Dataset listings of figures
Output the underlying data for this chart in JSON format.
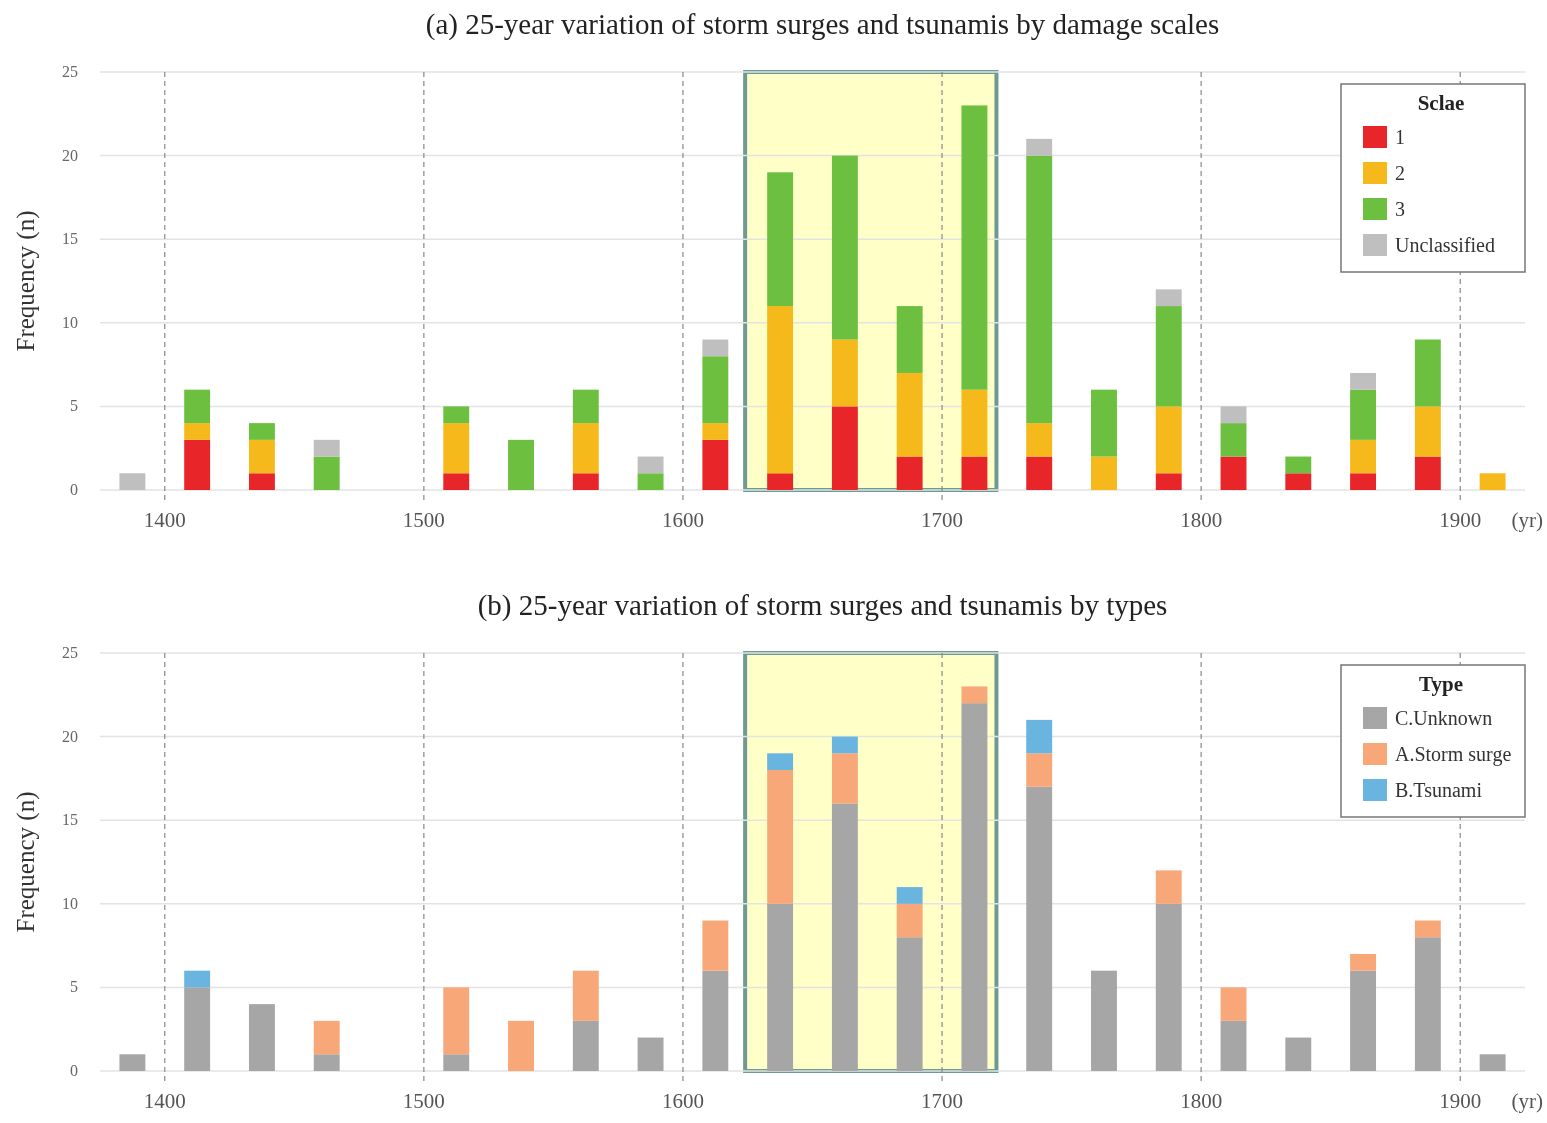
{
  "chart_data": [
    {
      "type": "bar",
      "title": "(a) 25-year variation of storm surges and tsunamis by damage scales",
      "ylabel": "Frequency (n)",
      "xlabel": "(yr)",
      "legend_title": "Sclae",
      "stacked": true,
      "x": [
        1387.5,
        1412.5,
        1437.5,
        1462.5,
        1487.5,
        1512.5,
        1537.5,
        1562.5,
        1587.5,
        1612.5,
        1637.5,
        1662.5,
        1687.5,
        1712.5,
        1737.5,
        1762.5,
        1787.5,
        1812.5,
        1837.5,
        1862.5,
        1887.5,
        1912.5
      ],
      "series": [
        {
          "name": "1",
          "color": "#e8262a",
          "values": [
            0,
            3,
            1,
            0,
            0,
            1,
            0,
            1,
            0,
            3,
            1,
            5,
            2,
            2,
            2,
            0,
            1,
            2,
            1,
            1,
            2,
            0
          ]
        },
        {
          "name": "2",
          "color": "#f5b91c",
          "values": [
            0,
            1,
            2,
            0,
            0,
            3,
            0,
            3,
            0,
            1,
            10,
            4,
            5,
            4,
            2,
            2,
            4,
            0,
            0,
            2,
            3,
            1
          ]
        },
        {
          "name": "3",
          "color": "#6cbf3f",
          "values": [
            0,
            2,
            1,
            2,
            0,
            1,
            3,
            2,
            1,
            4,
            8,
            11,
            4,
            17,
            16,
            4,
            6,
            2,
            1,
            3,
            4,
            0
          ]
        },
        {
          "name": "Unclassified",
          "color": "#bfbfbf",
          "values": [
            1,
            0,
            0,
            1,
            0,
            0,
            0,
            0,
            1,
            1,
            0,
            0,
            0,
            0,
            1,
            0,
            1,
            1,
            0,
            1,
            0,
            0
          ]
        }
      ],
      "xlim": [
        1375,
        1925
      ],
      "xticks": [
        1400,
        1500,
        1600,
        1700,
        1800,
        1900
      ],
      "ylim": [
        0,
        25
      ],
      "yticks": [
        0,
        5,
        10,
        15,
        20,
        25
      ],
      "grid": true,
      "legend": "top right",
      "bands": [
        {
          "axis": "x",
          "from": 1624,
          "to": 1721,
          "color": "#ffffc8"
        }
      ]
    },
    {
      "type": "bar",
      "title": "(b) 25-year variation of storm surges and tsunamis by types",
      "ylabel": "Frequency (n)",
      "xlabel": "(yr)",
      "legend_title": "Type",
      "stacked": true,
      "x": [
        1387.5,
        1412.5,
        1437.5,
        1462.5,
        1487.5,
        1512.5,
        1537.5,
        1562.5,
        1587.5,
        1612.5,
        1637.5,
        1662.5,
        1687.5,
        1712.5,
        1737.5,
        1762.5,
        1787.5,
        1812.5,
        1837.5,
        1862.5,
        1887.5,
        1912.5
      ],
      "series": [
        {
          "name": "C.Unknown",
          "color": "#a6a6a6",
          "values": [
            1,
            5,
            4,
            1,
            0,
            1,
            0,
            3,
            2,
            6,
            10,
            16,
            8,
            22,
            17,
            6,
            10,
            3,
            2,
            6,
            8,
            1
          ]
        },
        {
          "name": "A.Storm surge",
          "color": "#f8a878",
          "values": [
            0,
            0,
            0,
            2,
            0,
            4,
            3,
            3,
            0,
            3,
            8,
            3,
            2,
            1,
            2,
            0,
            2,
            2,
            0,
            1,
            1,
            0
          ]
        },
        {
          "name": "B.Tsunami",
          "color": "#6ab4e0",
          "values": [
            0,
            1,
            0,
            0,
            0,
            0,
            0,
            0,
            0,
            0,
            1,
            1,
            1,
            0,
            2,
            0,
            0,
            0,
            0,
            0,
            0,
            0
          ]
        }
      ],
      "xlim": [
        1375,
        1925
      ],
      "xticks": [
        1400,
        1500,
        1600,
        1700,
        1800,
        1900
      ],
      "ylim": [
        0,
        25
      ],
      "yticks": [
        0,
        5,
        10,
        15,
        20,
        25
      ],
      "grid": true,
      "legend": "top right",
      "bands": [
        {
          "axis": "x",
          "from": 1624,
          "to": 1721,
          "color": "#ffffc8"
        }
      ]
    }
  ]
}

WORK INSTRUCTIONS |
Determine how many lines in the data above contain the string "year". Give nothing except the number.

THE SOLUTION |
2